▶ _RECORDS FOR PROCESSING_:
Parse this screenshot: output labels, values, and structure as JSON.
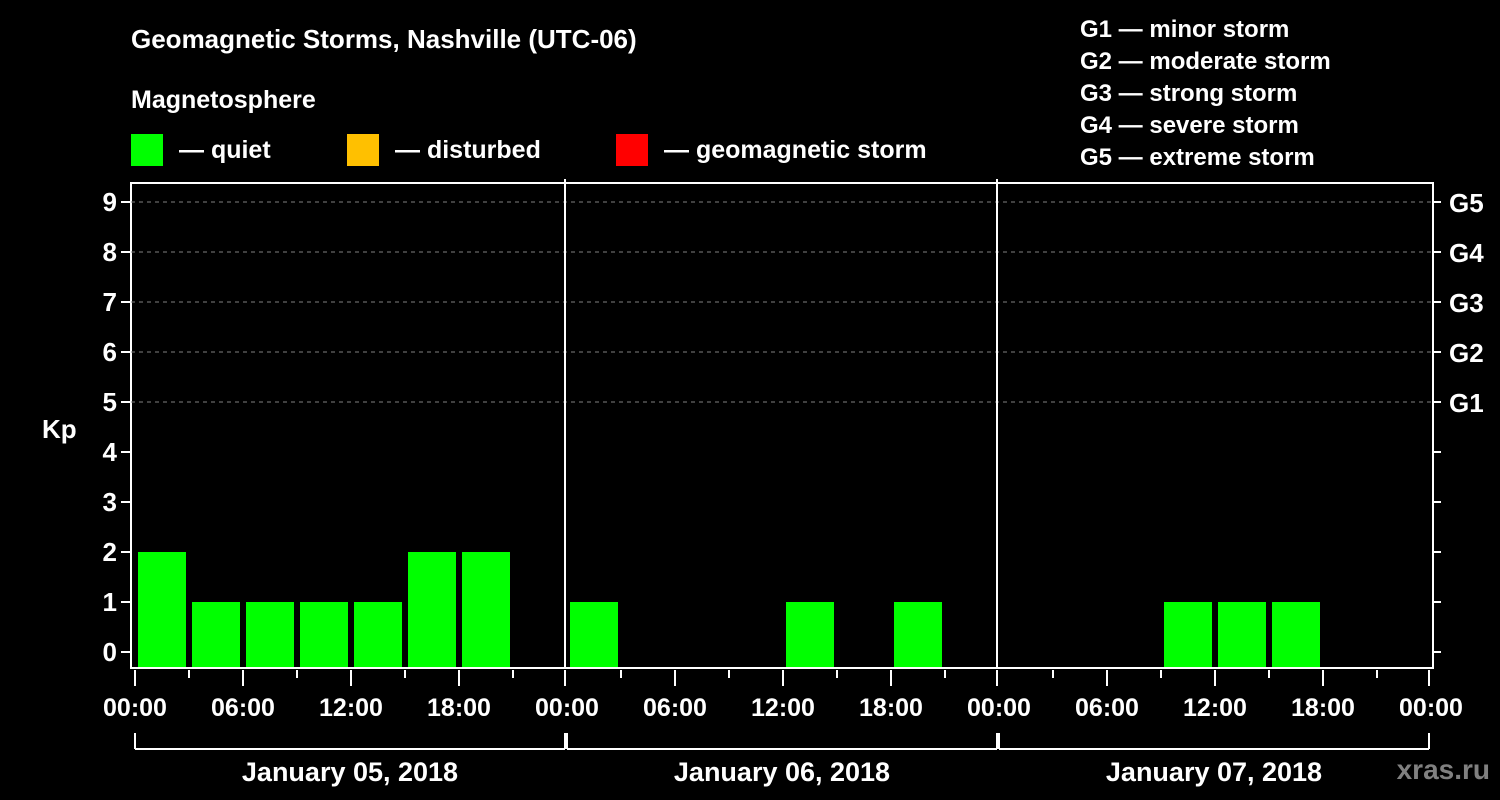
{
  "header": {
    "title": "Geomagnetic Storms, Nashville (UTC-06)",
    "subtitle": "Magnetosphere"
  },
  "legend": [
    {
      "label": "— quiet",
      "color": "#00ff00"
    },
    {
      "label": "— disturbed",
      "color": "#ffc000"
    },
    {
      "label": "— geomagnetic storm",
      "color": "#ff0000"
    }
  ],
  "storm_scale": [
    {
      "label": "G1 — minor storm"
    },
    {
      "label": "G2 — moderate storm"
    },
    {
      "label": "G3 — strong storm"
    },
    {
      "label": "G4 — severe storm"
    },
    {
      "label": "G5 — extreme storm"
    }
  ],
  "watermark": "xras.ru",
  "colors": {
    "background": "#000000",
    "axis": "#ffffff",
    "grid": "#808080",
    "quiet": "#00ff00",
    "disturbed": "#ffc000",
    "storm": "#ff0000"
  },
  "chart_data": {
    "type": "bar",
    "title": "Geomagnetic Storms, Nashville (UTC-06)",
    "subtitle": "Magnetosphere",
    "ylabel": "Kp",
    "ylim": [
      0,
      9
    ],
    "yticks": [
      0,
      1,
      2,
      3,
      4,
      5,
      6,
      7,
      8,
      9
    ],
    "right_axis_labels": [
      {
        "kp": 5,
        "label": "G1"
      },
      {
        "kp": 6,
        "label": "G2"
      },
      {
        "kp": 7,
        "label": "G3"
      },
      {
        "kp": 8,
        "label": "G4"
      },
      {
        "kp": 9,
        "label": "G5"
      }
    ],
    "grid": "dashed horizontal at Kp 5-9",
    "interval_hours": 3,
    "xtick_labels": [
      "00:00",
      "06:00",
      "12:00",
      "18:00",
      "00:00",
      "06:00",
      "12:00",
      "18:00",
      "00:00",
      "06:00",
      "12:00",
      "18:00",
      "00:00"
    ],
    "days": [
      {
        "date": "January 05, 2018",
        "categories": [
          "00:00",
          "03:00",
          "06:00",
          "09:00",
          "12:00",
          "15:00",
          "18:00",
          "21:00"
        ],
        "values": [
          2,
          1,
          1,
          1,
          1,
          2,
          2,
          0
        ]
      },
      {
        "date": "January 06, 2018",
        "categories": [
          "00:00",
          "03:00",
          "06:00",
          "09:00",
          "12:00",
          "15:00",
          "18:00",
          "21:00"
        ],
        "values": [
          1,
          0,
          0,
          0,
          1,
          0,
          1,
          0
        ]
      },
      {
        "date": "January 07, 2018",
        "categories": [
          "00:00",
          "03:00",
          "06:00",
          "09:00",
          "12:00",
          "15:00",
          "18:00",
          "21:00"
        ],
        "values": [
          0,
          0,
          0,
          1,
          1,
          1,
          0,
          0
        ]
      }
    ],
    "legend": [
      "quiet",
      "disturbed",
      "geomagnetic storm"
    ],
    "legend_position": "top"
  }
}
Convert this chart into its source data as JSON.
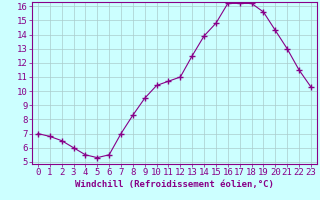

▶ _STATED TASK_:
Reproduce each entry precisely. Leave the pictures out.

▶ _ANSWER TO THE PROBLEM_:
Parse this screenshot: output labels, values, and structure as JSON.
{
  "header": {
    "title": "Geomagnetic Storms, Nashville (UTC-06)",
    "subtitle": "Magnetosphere"
  },
  "legend": [
    {
      "label": "— quiet",
      "color": "#00ff00"
    },
    {
      "label": "— disturbed",
      "color": "#ffc000"
    },
    {
      "label": "— geomagnetic storm",
      "color": "#ff0000"
    }
  ],
  "storm_scale": [
    {
      "label": "G1 — minor storm"
    },
    {
      "label": "G2 — moderate storm"
    },
    {
      "label": "G3 — strong storm"
    },
    {
      "label": "G4 — severe storm"
    },
    {
      "label": "G5 — extreme storm"
    }
  ],
  "watermark": "xras.ru",
  "colors": {
    "background": "#000000",
    "axis": "#ffffff",
    "grid": "#808080",
    "quiet": "#00ff00",
    "disturbed": "#ffc000",
    "storm": "#ff0000"
  },
  "chart_data": {
    "type": "bar",
    "title": "Geomagnetic Storms, Nashville (UTC-06)",
    "subtitle": "Magnetosphere",
    "ylabel": "Kp",
    "ylim": [
      0,
      9
    ],
    "yticks": [
      0,
      1,
      2,
      3,
      4,
      5,
      6,
      7,
      8,
      9
    ],
    "right_axis_labels": [
      {
        "kp": 5,
        "label": "G1"
      },
      {
        "kp": 6,
        "label": "G2"
      },
      {
        "kp": 7,
        "label": "G3"
      },
      {
        "kp": 8,
        "label": "G4"
      },
      {
        "kp": 9,
        "label": "G5"
      }
    ],
    "grid": "dashed horizontal at Kp 5-9",
    "interval_hours": 3,
    "xtick_labels": [
      "00:00",
      "06:00",
      "12:00",
      "18:00",
      "00:00",
      "06:00",
      "12:00",
      "18:00",
      "00:00",
      "06:00",
      "12:00",
      "18:00",
      "00:00"
    ],
    "days": [
      {
        "date": "January 05, 2018",
        "categories": [
          "00:00",
          "03:00",
          "06:00",
          "09:00",
          "12:00",
          "15:00",
          "18:00",
          "21:00"
        ],
        "values": [
          2,
          1,
          1,
          1,
          1,
          2,
          2,
          0
        ]
      },
      {
        "date": "January 06, 2018",
        "categories": [
          "00:00",
          "03:00",
          "06:00",
          "09:00",
          "12:00",
          "15:00",
          "18:00",
          "21:00"
        ],
        "values": [
          1,
          0,
          0,
          0,
          1,
          0,
          1,
          0
        ]
      },
      {
        "date": "January 07, 2018",
        "categories": [
          "00:00",
          "03:00",
          "06:00",
          "09:00",
          "12:00",
          "15:00",
          "18:00",
          "21:00"
        ],
        "values": [
          0,
          0,
          0,
          1,
          1,
          1,
          0,
          0
        ]
      }
    ],
    "legend": [
      "quiet",
      "disturbed",
      "geomagnetic storm"
    ],
    "legend_position": "top"
  }
}
Convert this chart into its source data as JSON.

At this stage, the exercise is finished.